* DATA SUPPLIED *
┌────────

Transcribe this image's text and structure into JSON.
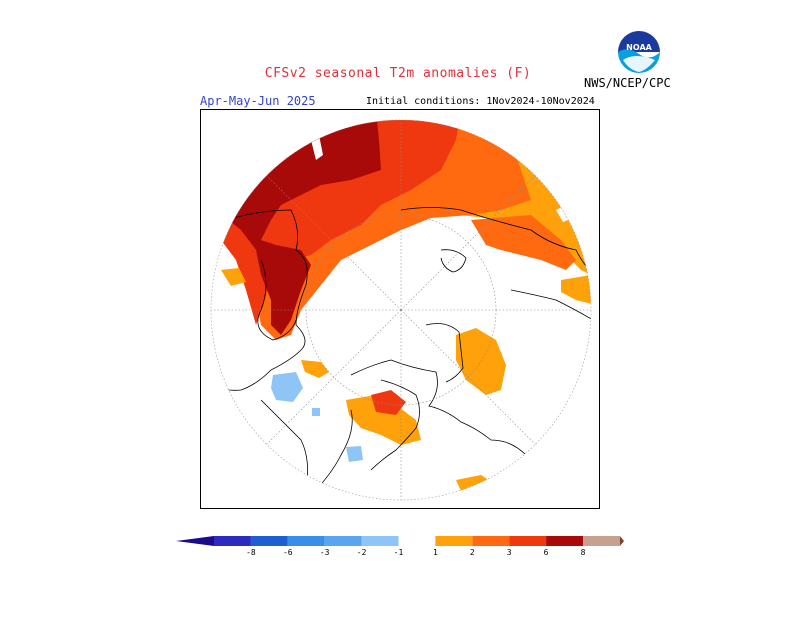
{
  "header": {
    "title": "CFSv2 seasonal T2m anomalies (F)",
    "season": "Apr-May-Jun 2025",
    "initial_conditions": "Initial conditions: 1Nov2024-10Nov2024",
    "agency": "NWS/NCEP/CPC"
  },
  "logo": {
    "name": "noaa-logo-icon",
    "text": "NOAA"
  },
  "colors": {
    "cold_extreme": "#1a0a8c",
    "cold_1": "#2b2bc0",
    "cold_2": "#1e5fd0",
    "cold_3": "#3a8ee8",
    "cold_4": "#5aa6ee",
    "cold_5": "#8ec4f6",
    "neutral": "#ffffff",
    "warm_1": "#ffa10a",
    "warm_2": "#ff6a10",
    "warm_3": "#f03810",
    "warm_4": "#a80a0a",
    "warm_5": "#c8a090",
    "warm_extreme": "#7a4030"
  },
  "legend": {
    "ticks": [
      "-8",
      "-6",
      "-3",
      "-2",
      "-1",
      "1",
      "2",
      "3",
      "6",
      "8"
    ]
  }
}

└────────

* DO THIS *
Without the pictures, write out every entry precisely as it appears.

* EXERCISE ANSWER *
Transcribe this image's text and structure into JSON.
{
  "header": {
    "title": "CFSv2 seasonal T2m anomalies (F)",
    "season": "Apr-May-Jun 2025",
    "initial_conditions": "Initial conditions: 1Nov2024-10Nov2024",
    "agency": "NWS/NCEP/CPC"
  },
  "logo": {
    "name": "noaa-logo-icon",
    "text": "NOAA"
  },
  "colors": {
    "cold_extreme": "#1a0a8c",
    "cold_1": "#2b2bc0",
    "cold_2": "#1e5fd0",
    "cold_3": "#3a8ee8",
    "cold_4": "#5aa6ee",
    "cold_5": "#8ec4f6",
    "neutral": "#ffffff",
    "warm_1": "#ffa10a",
    "warm_2": "#ff6a10",
    "warm_3": "#f03810",
    "warm_4": "#a80a0a",
    "warm_5": "#c8a090",
    "warm_extreme": "#7a4030"
  },
  "legend": {
    "ticks": [
      "-8",
      "-6",
      "-3",
      "-2",
      "-1",
      "1",
      "2",
      "3",
      "6",
      "8"
    ]
  }
}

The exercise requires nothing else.